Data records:

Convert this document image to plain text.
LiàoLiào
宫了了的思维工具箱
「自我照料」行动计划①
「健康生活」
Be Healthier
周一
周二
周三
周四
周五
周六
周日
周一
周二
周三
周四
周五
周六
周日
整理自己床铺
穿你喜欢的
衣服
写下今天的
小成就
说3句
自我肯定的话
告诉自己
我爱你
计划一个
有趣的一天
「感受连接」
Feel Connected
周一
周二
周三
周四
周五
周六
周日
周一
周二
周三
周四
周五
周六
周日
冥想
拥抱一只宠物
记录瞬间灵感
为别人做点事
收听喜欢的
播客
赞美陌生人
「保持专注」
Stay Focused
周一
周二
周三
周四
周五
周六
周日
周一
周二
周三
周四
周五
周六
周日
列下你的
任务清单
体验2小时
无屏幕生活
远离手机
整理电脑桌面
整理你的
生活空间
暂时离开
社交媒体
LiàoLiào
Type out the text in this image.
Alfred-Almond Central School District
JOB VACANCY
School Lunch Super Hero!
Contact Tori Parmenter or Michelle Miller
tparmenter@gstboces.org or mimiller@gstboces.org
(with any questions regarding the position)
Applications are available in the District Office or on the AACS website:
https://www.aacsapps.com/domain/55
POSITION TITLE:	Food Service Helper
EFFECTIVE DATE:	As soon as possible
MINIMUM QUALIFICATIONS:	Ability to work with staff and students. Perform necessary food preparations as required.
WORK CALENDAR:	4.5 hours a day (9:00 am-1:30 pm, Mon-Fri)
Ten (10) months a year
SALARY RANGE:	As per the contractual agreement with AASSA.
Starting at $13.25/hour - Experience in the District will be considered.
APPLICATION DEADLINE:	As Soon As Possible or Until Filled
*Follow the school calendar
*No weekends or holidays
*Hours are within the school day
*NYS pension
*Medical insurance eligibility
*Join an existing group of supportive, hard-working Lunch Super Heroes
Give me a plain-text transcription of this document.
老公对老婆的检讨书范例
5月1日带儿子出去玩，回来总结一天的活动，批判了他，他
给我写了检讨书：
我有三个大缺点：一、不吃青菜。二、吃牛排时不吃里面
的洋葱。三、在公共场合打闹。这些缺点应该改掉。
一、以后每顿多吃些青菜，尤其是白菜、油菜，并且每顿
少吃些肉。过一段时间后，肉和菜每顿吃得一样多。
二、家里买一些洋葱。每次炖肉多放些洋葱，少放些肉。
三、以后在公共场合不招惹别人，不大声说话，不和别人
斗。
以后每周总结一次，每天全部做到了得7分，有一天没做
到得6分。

| Instruction |
Provide all the records again, word for word.

| Finished task |
Convert this document image to plain text.
LiàoLiào
宫了了的思维工具箱
「自我照料」行动计划①
「健康生活」
Be Healthier
周一
周二
周三
周四
周五
周六
周日
周一
周二
周三
周四
周五
周六
周日
整理自己床铺
穿你喜欢的
衣服
写下今天的
小成就
说3句
自我肯定的话
告诉自己
我爱你
计划一个
有趣的一天
「感受连接」
Feel Connected
周一
周二
周三
周四
周五
周六
周日
周一
周二
周三
周四
周五
周六
周日
冥想
拥抱一只宠物
记录瞬间灵感
为别人做点事
收听喜欢的
播客
赞美陌生人
「保持专注」
Stay Focused
周一
周二
周三
周四
周五
周六
周日
周一
周二
周三
周四
周五
周六
周日
列下你的
任务清单
体验2小时
无屏幕生活
远离手机
整理电脑桌面
整理你的
生活空间
暂时离开
社交媒体
LiàoLiào
Type out the text in this image.
Alfred-Almond Central School District
JOB VACANCY
School Lunch Super Hero!
Contact Tori Parmenter or Michelle Miller
tparmenter@gstboces.org or mimiller@gstboces.org
(with any questions regarding the position)
Applications are available in the District Office or on the AACS website:
https://www.aacsapps.com/domain/55
POSITION TITLE:	Food Service Helper
EFFECTIVE DATE:	As soon as possible
MINIMUM QUALIFICATIONS:	Ability to work with staff and students. Perform necessary food preparations as required.
WORK CALENDAR:	4.5 hours a day (9:00 am-1:30 pm, Mon-Fri)
Ten (10) months a year
SALARY RANGE:	As per the contractual agreement with AASSA.
Starting at $13.25/hour - Experience in the District will be considered.
APPLICATION DEADLINE:	As Soon As Possible or Until Filled
*Follow the school calendar
*No weekends or holidays
*Hours are within the school day
*NYS pension
*Medical insurance eligibility
*Join an existing group of supportive, hard-working Lunch Super Heroes
Give me a plain-text transcription of this document.
老公对老婆的检讨书范例
5月1日带儿子出去玩，回来总结一天的活动，批判了他，他
给我写了检讨书：
我有三个大缺点：一、不吃青菜。二、吃牛排时不吃里面
的洋葱。三、在公共场合打闹。这些缺点应该改掉。
一、以后每顿多吃些青菜，尤其是白菜、油菜，并且每顿
少吃些肉。过一段时间后，肉和菜每顿吃得一样多。
二、家里买一些洋葱。每次炖肉多放些洋葱，少放些肉。
三、以后在公共场合不招惹别人，不大声说话，不和别人
斗。
以后每周总结一次，每天全部做到了得7分，有一天没做
到得6分。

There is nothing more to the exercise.